_What you need to do_:
Repeat each record exactly. Any picture gets left out.

<<<<

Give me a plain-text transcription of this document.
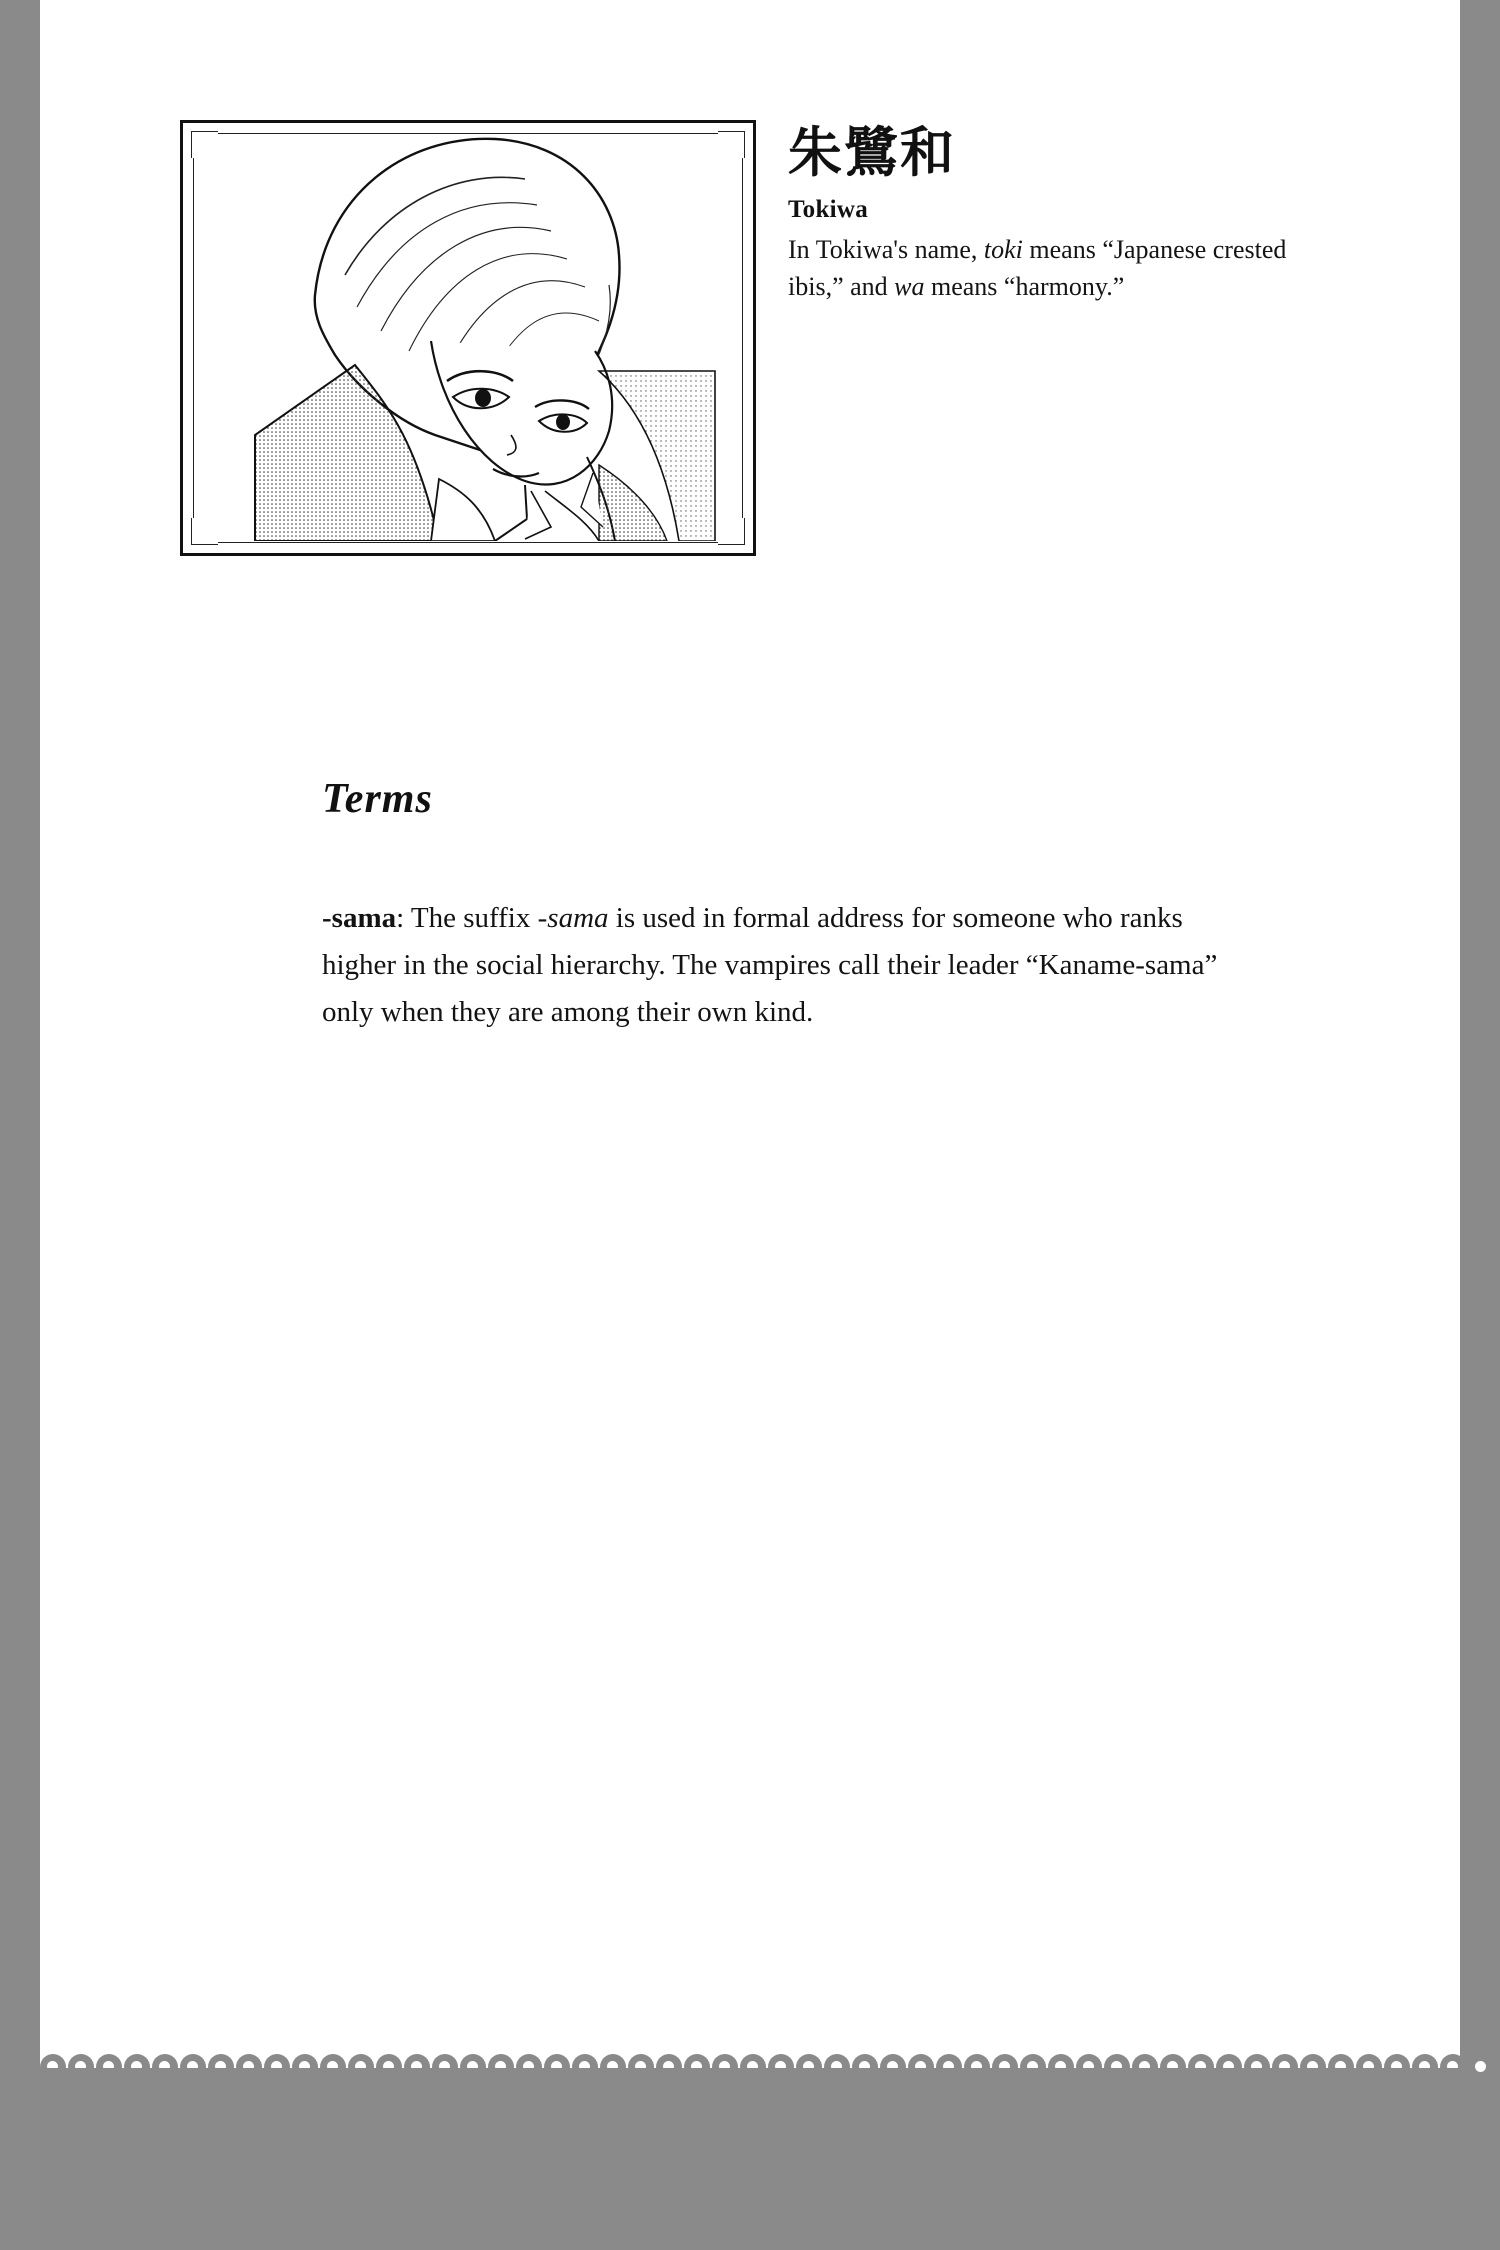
朱鷺和
Tokiwa
In Tokiwa's name, toki means “Japanese crested ibis,” and wa means “harmony.”
Terms
-sama: The suffix -sama is used in formal address for someone who ranks higher in the social hierarchy. The vampires call their leader “Kaname-sama” only when they are among their own kind.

>>>>

_Completed task_:
Give me a plain-text transcription of this document.
朱鷺和
Tokiwa
In Tokiwa's name, toki means “Japanese crested ibis,” and wa means “harmony.”
Terms
-sama: The suffix -sama is used in formal address for someone who ranks higher in the social hierarchy. The vampires call their leader “Kaname-sama” only when they are among their own kind.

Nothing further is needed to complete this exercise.